Data for processing START

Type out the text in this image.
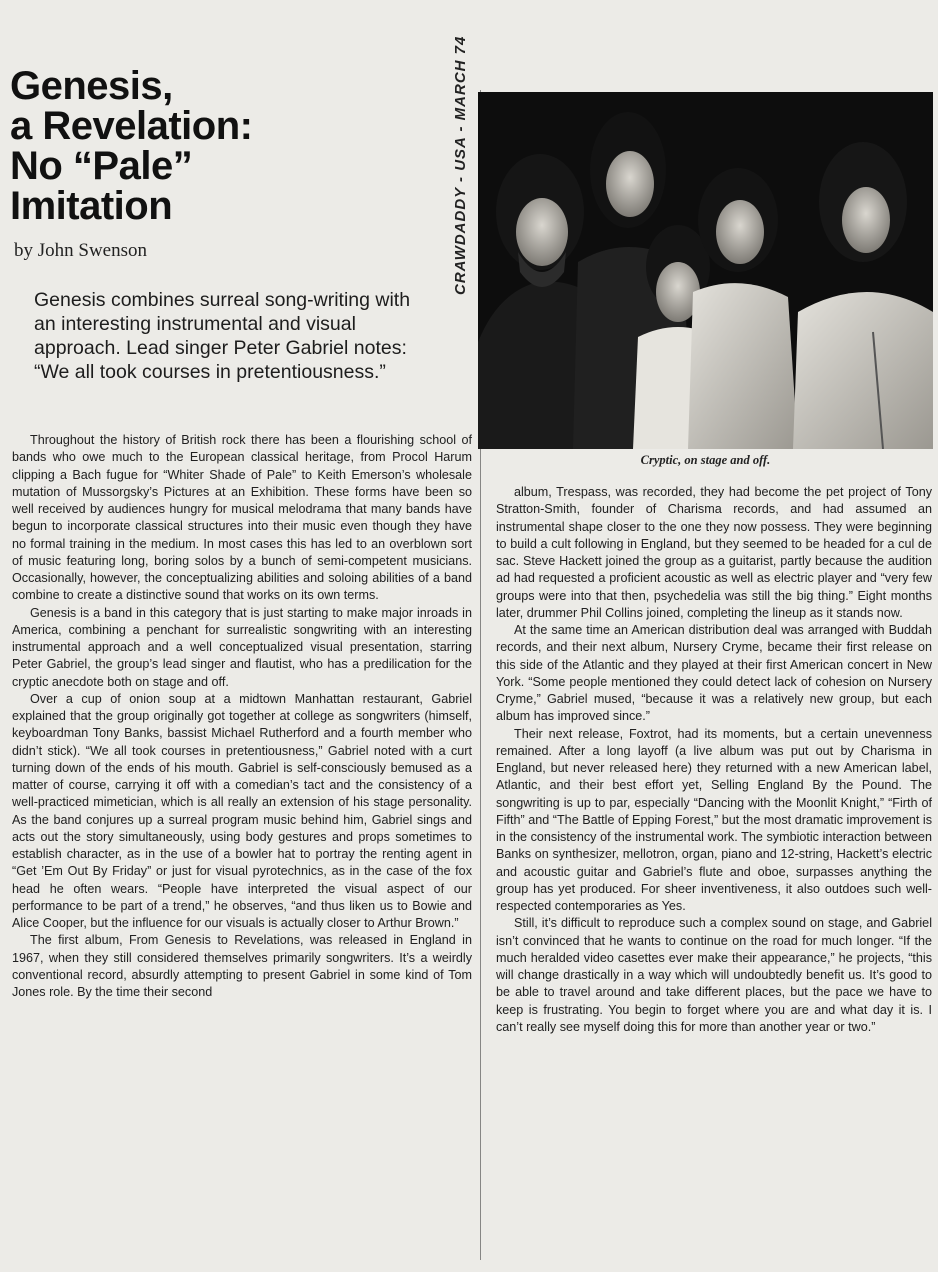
Genesis,
a Revelation:
No “Pale”
Imitation
by John Swenson	CRAWDADDY - USA - MARCH 74
Genesis combines surreal song-writing with an interesting instrumental and visual approach. Lead singer Peter Gabriel notes: “We all took courses in pretentiousness.”
Cryptic, on stage and off.

Throughout the history of British rock there has been a flourishing school of bands who owe much to the European classical heritage, from Procol Harum clipping a Bach fugue for “Whiter Shade of Pale” to Keith Emerson’s wholesale mutation of Mussorgsky’s Pictures at an Exhibition. These forms have been so well received by audiences hungry for musical melodrama that many bands have begun to incorporate classical structures into their music even though they have no formal training in the medium. In most cases this has led to an overblown sort of music featuring long, boring solos by a bunch of semi-competent musicians. Occasionally, however, the conceptualizing abilities and soloing abilities of a band combine to create a distinctive sound that works on its own terms.

Genesis is a band in this category that is just starting to make major inroads in America, combining a penchant for surrealistic songwriting with an interesting instrumental approach and a well conceptualized visual presentation, starring Peter Gabriel, the group’s lead singer and flautist, who has a predilication for the cryptic anecdote both on stage and off.

Over a cup of onion soup at a midtown Manhattan restaurant, Gabriel explained that the group originally got together at college as songwriters (himself, keyboardman Tony Banks, bassist Michael Rutherford and a fourth member who didn’t stick). “We all took courses in pretentiousness,” Gabriel noted with a curt turning down of the ends of his mouth. Gabriel is self-consciously bemused as a matter of course, carrying it off with a comedian’s tact and the consistency of a well-practiced mimetician, which is all really an extension of his stage personality. As the band conjures up a surreal program music behind him, Gabriel sings and acts out the story simultaneously, using body gestures and props sometimes to establish character, as in the use of a bowler hat to portray the renting agent in “Get ’Em Out By Friday” or just for visual pyrotechnics, as in the case of the fox head he often wears. “People have interpreted the visual aspect of our performance to be part of a trend,” he observes, “and thus liken us to Bowie and Alice Cooper, but the influence for our visuals is actually closer to Arthur Brown.”

The first album, From Genesis to Revelations, was released in England in 1967, when they still considered themselves primarily songwriters. It’s a weirdly conventional record, absurdly attempting to present Gabriel in some kind of Tom Jones role. By the time their second

album, Trespass, was recorded, they had become the pet project of Tony Stratton-Smith, founder of Charisma records, and had assumed an instrumental shape closer to the one they now possess. They were beginning to build a cult following in England, but they seemed to be headed for a cul de sac. Steve Hackett joined the group as a guitarist, partly because the audition ad had requested a proficient acoustic as well as electric player and “very few groups were into that then, psychedelia was still the big thing.” Eight months later, drummer Phil Collins joined, completing the lineup as it stands now.

At the same time an American distribution deal was arranged with Buddah records, and their next album, Nursery Cryme, became their first release on this side of the Atlantic and they played at their first American concert in New York. “Some people mentioned they could detect lack of cohesion on Nursery Cryme,” Gabriel mused, “because it was a relatively new group, but each album has improved since.”

Their next release, Foxtrot, had its moments, but a certain unevenness remained. After a long layoff (a live album was put out by Charisma in England, but never released here) they returned with a new American label, Atlantic, and their best effort yet, Selling England By the Pound. The songwriting is up to par, especially “Dancing with the Moonlit Knight,” “Firth of Fifth” and “The Battle of Epping Forest,” but the most dramatic improvement is in the consistency of the instrumental work. The symbiotic interaction between Banks on synthesizer, mellotron, organ, piano and 12-string, Hackett’s electric and acoustic guitar and Gabriel’s flute and oboe, surpasses anything the group has yet produced. For sheer inventiveness, it also outdoes such well-respected contemporaries as Yes.

Still, it’s difficult to reproduce such a complex sound on stage, and Gabriel isn’t convinced that he wants to continue on the road for much longer. “If the much heralded video casettes ever make their appearance,” he projects, “this will change drastically in a way which will undoubtedly benefit us. It’s good to be able to travel around and take different places, but the pace we have to keep is frustrating. You begin to forget where you are and what day it is. I can’t really see myself doing this for more than another year or two.”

Data for processing END

_Work to complete_. Write out the material above precisely, leaving each picture behind.

_Exercise answer_.
Type out the text in this image.
Genesis,
a Revelation:
No “Pale”
Imitation
by John Swenson	CRAWDADDY - USA - MARCH 74
Genesis combines surreal song-writing with an interesting instrumental and visual approach. Lead singer Peter Gabriel notes: “We all took courses in pretentiousness.”
Cryptic, on stage and off.

Throughout the history of British rock there has been a flourishing school of bands who owe much to the European classical heritage, from Procol Harum clipping a Bach fugue for “Whiter Shade of Pale” to Keith Emerson’s wholesale mutation of Mussorgsky’s Pictures at an Exhibition. These forms have been so well received by audiences hungry for musical melodrama that many bands have begun to incorporate classical structures into their music even though they have no formal training in the medium. In most cases this has led to an overblown sort of music featuring long, boring solos by a bunch of semi-competent musicians. Occasionally, however, the conceptualizing abilities and soloing abilities of a band combine to create a distinctive sound that works on its own terms.

Genesis is a band in this category that is just starting to make major inroads in America, combining a penchant for surrealistic songwriting with an interesting instrumental approach and a well conceptualized visual presentation, starring Peter Gabriel, the group’s lead singer and flautist, who has a predilication for the cryptic anecdote both on stage and off.

Over a cup of onion soup at a midtown Manhattan restaurant, Gabriel explained that the group originally got together at college as songwriters (himself, keyboardman Tony Banks, bassist Michael Rutherford and a fourth member who didn’t stick). “We all took courses in pretentiousness,” Gabriel noted with a curt turning down of the ends of his mouth. Gabriel is self-consciously bemused as a matter of course, carrying it off with a comedian’s tact and the consistency of a well-practiced mimetician, which is all really an extension of his stage personality. As the band conjures up a surreal program music behind him, Gabriel sings and acts out the story simultaneously, using body gestures and props sometimes to establish character, as in the use of a bowler hat to portray the renting agent in “Get ’Em Out By Friday” or just for visual pyrotechnics, as in the case of the fox head he often wears. “People have interpreted the visual aspect of our performance to be part of a trend,” he observes, “and thus liken us to Bowie and Alice Cooper, but the influence for our visuals is actually closer to Arthur Brown.”

The first album, From Genesis to Revelations, was released in England in 1967, when they still considered themselves primarily songwriters. It’s a weirdly conventional record, absurdly attempting to present Gabriel in some kind of Tom Jones role. By the time their second

album, Trespass, was recorded, they had become the pet project of Tony Stratton-Smith, founder of Charisma records, and had assumed an instrumental shape closer to the one they now possess. They were beginning to build a cult following in England, but they seemed to be headed for a cul de sac. Steve Hackett joined the group as a guitarist, partly because the audition ad had requested a proficient acoustic as well as electric player and “very few groups were into that then, psychedelia was still the big thing.” Eight months later, drummer Phil Collins joined, completing the lineup as it stands now.

At the same time an American distribution deal was arranged with Buddah records, and their next album, Nursery Cryme, became their first release on this side of the Atlantic and they played at their first American concert in New York. “Some people mentioned they could detect lack of cohesion on Nursery Cryme,” Gabriel mused, “because it was a relatively new group, but each album has improved since.”

Their next release, Foxtrot, had its moments, but a certain unevenness remained. After a long layoff (a live album was put out by Charisma in England, but never released here) they returned with a new American label, Atlantic, and their best effort yet, Selling England By the Pound. The songwriting is up to par, especially “Dancing with the Moonlit Knight,” “Firth of Fifth” and “The Battle of Epping Forest,” but the most dramatic improvement is in the consistency of the instrumental work. The symbiotic interaction between Banks on synthesizer, mellotron, organ, piano and 12-string, Hackett’s electric and acoustic guitar and Gabriel’s flute and oboe, surpasses anything the group has yet produced. For sheer inventiveness, it also outdoes such well-respected contemporaries as Yes.

Still, it’s difficult to reproduce such a complex sound on stage, and Gabriel isn’t convinced that he wants to continue on the road for much longer. “If the much heralded video casettes ever make their appearance,” he projects, “this will change drastically in a way which will undoubtedly benefit us. It’s good to be able to travel around and take different places, but the pace we have to keep is frustrating. You begin to forget where you are and what day it is. I can’t really see myself doing this for more than another year or two.”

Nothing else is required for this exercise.